» **What you have to do**: Copy all the entries word for word, but omit the pictures.

» **Records**:
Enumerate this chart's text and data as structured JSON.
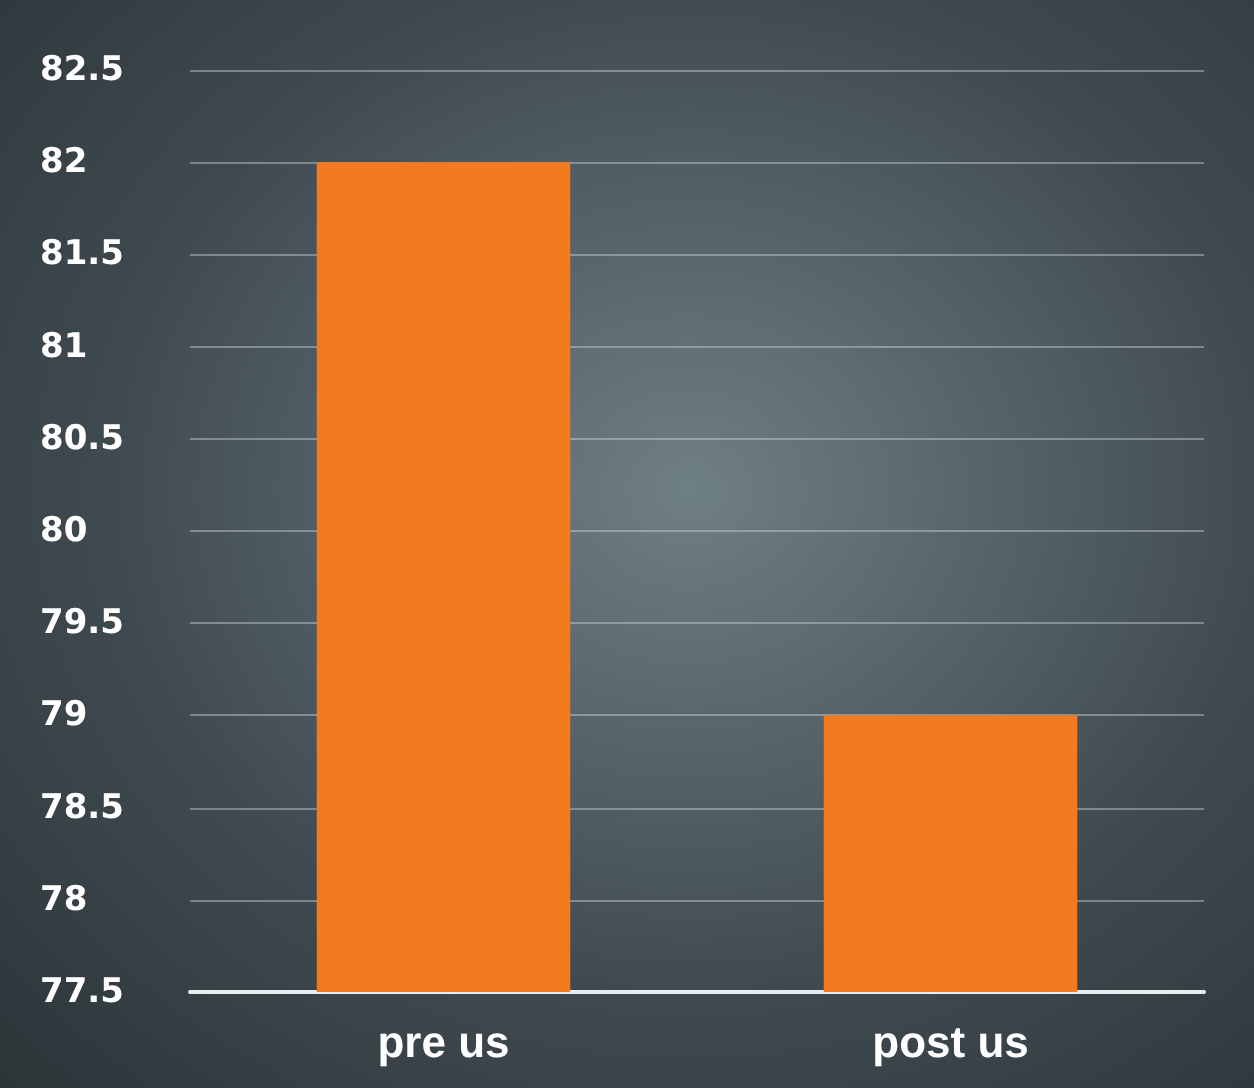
{
  "chart_data": {
    "type": "bar",
    "categories": [
      "pre us",
      "post us"
    ],
    "values": [
      82,
      79
    ],
    "color": "#f47a20",
    "ylim": [
      77.5,
      82.5
    ],
    "yticks": [
      77.5,
      78,
      78.5,
      79,
      79.5,
      80,
      80.5,
      81,
      81.5,
      82,
      82.5
    ],
    "grid": "y"
  }
}
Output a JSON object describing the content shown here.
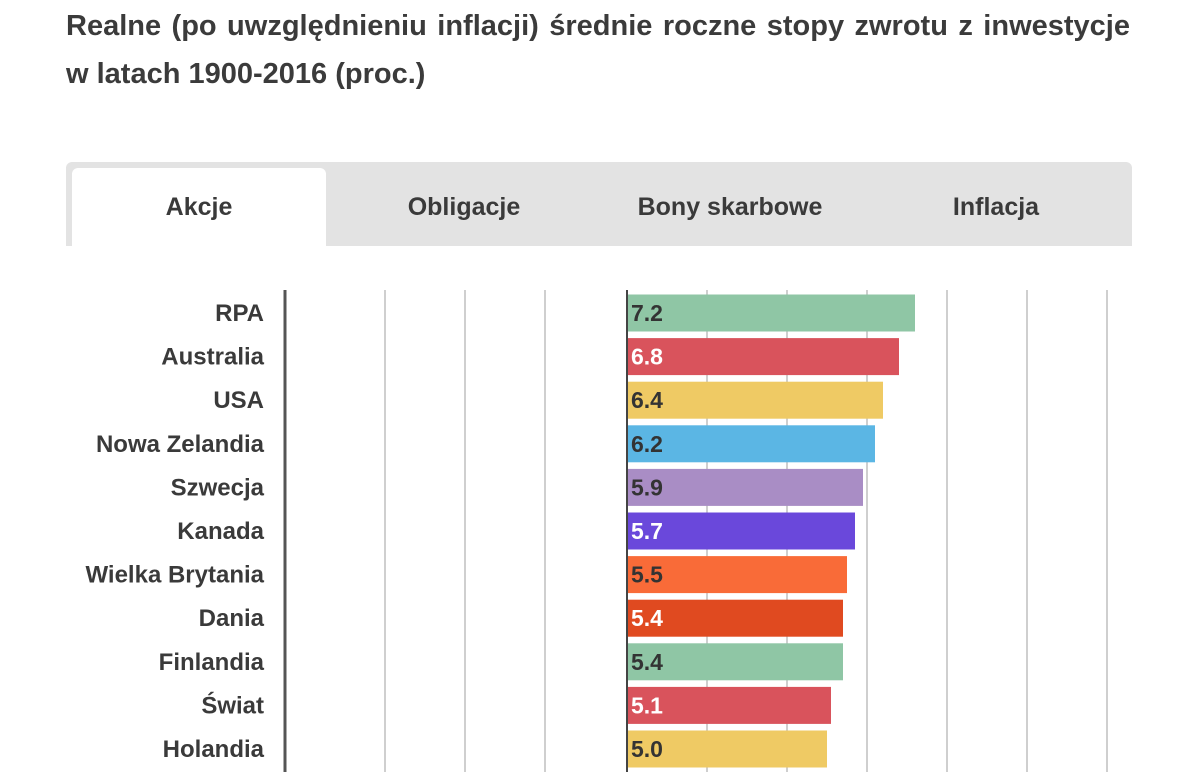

» **Task response**:
Enumerate this chart's text and data as structured JSON.
{
  "chart_data": {
    "type": "bar",
    "categories": [
      "pre us",
      "post us"
    ],
    "values": [
      82,
      79
    ],
    "color": "#f47a20",
    "ylim": [
      77.5,
      82.5
    ],
    "yticks": [
      77.5,
      78,
      78.5,
      79,
      79.5,
      80,
      80.5,
      81,
      81.5,
      82,
      82.5
    ],
    "grid": "y"
  }
}
Output a JSON object describing the content shown here.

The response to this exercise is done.